Exercise brief - Pick out each line of the items below that contains the string "Topics" and copy it.

* Start *

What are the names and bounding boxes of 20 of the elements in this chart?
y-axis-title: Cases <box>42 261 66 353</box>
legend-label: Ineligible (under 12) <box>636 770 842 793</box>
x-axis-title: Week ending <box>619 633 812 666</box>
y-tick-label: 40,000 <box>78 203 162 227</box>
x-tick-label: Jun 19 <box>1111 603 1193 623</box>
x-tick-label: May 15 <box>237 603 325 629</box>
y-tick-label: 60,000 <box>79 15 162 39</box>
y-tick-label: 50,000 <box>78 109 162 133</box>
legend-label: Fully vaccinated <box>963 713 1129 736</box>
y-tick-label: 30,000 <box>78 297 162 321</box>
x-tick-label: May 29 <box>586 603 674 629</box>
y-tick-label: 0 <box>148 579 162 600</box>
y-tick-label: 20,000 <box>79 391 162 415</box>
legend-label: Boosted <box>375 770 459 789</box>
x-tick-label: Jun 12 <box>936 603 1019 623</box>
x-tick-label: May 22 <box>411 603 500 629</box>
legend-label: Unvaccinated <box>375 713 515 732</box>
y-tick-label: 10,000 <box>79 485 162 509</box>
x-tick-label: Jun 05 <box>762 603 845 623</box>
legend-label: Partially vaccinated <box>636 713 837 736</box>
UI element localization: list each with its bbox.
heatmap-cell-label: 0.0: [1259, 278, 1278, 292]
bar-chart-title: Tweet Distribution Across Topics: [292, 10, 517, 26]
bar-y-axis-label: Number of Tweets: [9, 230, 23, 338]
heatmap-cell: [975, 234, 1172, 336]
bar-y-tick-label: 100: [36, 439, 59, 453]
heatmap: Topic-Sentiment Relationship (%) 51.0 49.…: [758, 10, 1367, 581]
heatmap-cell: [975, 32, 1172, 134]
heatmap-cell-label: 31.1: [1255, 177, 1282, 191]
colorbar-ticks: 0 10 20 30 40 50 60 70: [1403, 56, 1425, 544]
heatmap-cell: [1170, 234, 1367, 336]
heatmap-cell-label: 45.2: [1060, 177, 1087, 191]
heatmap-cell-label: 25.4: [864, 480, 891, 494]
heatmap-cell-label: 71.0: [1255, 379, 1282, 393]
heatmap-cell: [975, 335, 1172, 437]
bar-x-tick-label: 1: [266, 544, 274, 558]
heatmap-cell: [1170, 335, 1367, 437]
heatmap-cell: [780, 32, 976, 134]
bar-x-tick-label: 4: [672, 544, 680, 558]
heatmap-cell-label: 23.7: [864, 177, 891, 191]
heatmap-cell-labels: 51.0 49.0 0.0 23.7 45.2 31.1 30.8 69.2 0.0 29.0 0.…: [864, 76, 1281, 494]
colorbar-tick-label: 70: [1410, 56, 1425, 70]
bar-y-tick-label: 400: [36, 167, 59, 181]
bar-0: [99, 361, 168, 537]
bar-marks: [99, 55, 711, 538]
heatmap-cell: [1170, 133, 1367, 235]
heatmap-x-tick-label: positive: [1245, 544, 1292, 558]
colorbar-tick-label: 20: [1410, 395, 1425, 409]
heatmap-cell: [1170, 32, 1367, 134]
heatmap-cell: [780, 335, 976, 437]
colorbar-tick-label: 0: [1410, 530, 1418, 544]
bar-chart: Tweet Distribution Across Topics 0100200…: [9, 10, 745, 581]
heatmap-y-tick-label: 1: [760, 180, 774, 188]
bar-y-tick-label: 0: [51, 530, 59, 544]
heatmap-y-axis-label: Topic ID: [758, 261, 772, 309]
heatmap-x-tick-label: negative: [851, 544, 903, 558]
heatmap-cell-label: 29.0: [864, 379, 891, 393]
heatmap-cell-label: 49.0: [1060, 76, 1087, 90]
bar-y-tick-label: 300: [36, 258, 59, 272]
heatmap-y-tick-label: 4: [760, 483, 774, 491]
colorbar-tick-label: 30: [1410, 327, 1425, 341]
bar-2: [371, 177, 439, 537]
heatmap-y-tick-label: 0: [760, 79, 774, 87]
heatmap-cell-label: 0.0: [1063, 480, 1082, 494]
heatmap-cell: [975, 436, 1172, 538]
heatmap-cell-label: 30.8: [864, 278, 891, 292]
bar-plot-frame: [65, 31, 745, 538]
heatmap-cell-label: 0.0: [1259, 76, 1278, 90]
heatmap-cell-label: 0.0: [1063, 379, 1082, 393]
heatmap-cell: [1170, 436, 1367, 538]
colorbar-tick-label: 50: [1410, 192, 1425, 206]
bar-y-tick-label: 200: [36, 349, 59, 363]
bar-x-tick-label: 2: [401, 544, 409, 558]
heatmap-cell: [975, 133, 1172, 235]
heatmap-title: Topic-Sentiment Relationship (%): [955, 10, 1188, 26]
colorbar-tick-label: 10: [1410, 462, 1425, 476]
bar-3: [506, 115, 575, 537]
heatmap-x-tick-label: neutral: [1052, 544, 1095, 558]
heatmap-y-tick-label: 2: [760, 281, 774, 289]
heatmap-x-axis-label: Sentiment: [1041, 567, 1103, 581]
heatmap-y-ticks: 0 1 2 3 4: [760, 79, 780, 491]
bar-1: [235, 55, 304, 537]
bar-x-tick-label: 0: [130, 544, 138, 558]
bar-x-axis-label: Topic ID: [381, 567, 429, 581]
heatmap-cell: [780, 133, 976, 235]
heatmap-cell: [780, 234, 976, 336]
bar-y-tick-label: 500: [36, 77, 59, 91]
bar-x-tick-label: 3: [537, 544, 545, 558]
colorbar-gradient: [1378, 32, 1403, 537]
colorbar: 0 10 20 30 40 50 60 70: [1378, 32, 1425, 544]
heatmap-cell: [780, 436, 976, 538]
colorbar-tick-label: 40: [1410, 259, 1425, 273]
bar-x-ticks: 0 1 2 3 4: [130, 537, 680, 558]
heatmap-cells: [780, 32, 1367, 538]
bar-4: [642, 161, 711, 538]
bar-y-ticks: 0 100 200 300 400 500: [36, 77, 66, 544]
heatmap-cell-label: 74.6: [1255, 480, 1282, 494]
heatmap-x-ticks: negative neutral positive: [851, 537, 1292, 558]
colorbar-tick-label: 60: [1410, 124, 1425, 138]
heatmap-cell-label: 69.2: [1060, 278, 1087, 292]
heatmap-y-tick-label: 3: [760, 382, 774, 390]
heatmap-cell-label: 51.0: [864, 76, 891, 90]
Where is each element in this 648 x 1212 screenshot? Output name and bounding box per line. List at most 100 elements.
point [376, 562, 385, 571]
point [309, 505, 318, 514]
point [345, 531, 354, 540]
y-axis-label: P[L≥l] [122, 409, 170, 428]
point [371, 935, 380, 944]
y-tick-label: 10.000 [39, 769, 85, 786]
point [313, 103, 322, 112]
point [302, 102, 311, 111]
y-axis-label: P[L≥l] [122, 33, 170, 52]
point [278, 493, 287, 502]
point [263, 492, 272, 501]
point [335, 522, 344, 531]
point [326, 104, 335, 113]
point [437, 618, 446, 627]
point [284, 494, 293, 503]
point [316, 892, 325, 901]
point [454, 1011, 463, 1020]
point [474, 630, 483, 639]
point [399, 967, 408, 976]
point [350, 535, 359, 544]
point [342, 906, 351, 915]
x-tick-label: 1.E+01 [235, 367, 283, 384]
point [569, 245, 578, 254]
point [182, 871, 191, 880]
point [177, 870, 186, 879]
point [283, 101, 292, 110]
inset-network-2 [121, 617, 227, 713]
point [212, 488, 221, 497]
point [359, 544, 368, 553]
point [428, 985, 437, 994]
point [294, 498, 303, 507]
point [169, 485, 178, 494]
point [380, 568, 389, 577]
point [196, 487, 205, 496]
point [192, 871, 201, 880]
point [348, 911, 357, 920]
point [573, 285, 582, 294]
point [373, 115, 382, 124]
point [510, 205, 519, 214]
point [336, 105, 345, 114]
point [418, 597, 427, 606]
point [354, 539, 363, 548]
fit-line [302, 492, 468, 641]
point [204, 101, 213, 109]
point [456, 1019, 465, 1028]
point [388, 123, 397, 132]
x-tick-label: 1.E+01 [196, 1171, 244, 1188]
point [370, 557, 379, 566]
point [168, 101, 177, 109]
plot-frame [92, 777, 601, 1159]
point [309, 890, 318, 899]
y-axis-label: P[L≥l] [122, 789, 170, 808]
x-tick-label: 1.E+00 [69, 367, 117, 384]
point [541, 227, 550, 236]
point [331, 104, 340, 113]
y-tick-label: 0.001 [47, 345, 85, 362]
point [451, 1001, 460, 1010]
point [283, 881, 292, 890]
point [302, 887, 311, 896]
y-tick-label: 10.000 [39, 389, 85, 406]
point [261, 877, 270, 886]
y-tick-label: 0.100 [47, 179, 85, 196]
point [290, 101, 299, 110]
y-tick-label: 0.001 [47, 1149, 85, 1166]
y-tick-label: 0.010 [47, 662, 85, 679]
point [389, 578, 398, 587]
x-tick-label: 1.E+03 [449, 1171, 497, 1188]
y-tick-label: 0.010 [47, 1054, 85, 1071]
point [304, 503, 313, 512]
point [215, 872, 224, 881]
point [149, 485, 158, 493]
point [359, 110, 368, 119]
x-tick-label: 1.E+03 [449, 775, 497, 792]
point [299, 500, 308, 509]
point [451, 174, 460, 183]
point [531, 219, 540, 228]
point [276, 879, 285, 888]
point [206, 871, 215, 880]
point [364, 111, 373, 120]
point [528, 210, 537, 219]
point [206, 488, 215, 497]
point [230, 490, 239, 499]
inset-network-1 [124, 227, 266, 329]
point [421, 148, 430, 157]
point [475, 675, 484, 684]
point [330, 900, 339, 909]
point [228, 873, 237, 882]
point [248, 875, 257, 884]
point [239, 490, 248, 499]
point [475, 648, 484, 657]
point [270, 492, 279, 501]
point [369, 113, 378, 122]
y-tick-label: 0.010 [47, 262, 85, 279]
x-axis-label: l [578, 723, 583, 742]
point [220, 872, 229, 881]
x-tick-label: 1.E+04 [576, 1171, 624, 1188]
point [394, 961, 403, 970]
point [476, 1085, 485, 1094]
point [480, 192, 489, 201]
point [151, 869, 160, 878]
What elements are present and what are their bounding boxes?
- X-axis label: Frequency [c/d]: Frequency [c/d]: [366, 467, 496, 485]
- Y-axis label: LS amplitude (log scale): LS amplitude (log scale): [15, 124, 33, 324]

* End *

Worked solution -
bar-chart-title: Tweet Distribution Across Topics: [292, 10, 517, 26]
bar-chart: Tweet Distribution Across Topics 0100200…: [9, 10, 745, 581]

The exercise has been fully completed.